** START OF Record list **
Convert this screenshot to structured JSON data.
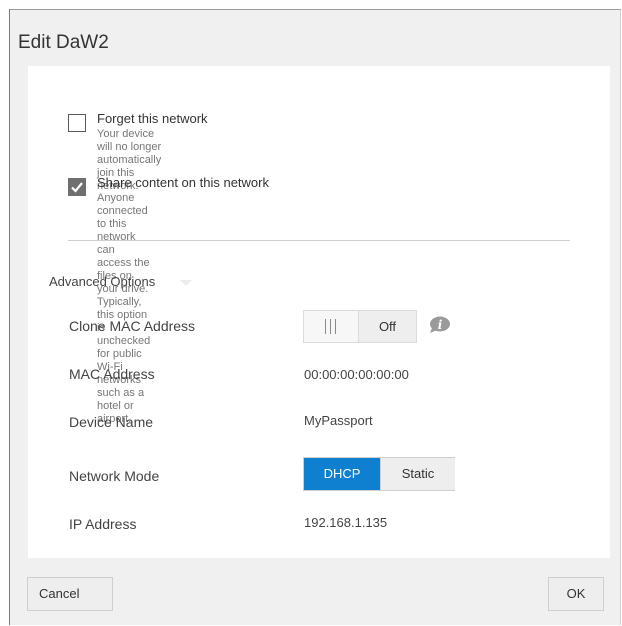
{
  "dialog": {
    "title": "Edit DaW2"
  },
  "network_options": {
    "forget": {
      "label": "Forget this network",
      "description": "Your device will no longer automatically join this network.",
      "checked": false
    },
    "share": {
      "label": "Share content on this network",
      "description_line1": "Anyone connected to this network can access the files on your drive. Typically, this option is",
      "description_line2": "unchecked for public Wi-Fi networks such as a hotel or airport.",
      "checked": true
    }
  },
  "advanced": {
    "title": "Advanced Options",
    "clone_mac": {
      "label": "Clone MAC Address",
      "toggle_state": "Off",
      "info_icon": "info-icon"
    },
    "mac_address": {
      "label": "MAC Address",
      "value": "00:00:00:00:00:00"
    },
    "device_name": {
      "label": "Device Name",
      "value": "MyPassport"
    },
    "network_mode": {
      "label": "Network Mode",
      "options": [
        "DHCP",
        "Static"
      ],
      "selected": "DHCP"
    },
    "ip_address": {
      "label": "IP Address",
      "value": "192.168.1.135"
    }
  },
  "footer": {
    "cancel_label": "Cancel",
    "ok_label": "OK"
  },
  "colors": {
    "accent": "#0f7fcf",
    "panel_background": "#f0f0f0",
    "content_background": "#ffffff",
    "checkbox_checked": "#6f6f6f"
  }
}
** END OF Record list **
> _The request_
Search the entries for the word "title", then list each line that holds it.

> _Result below_
    "title": "Edit DaW2"
    "title": "Advanced Options",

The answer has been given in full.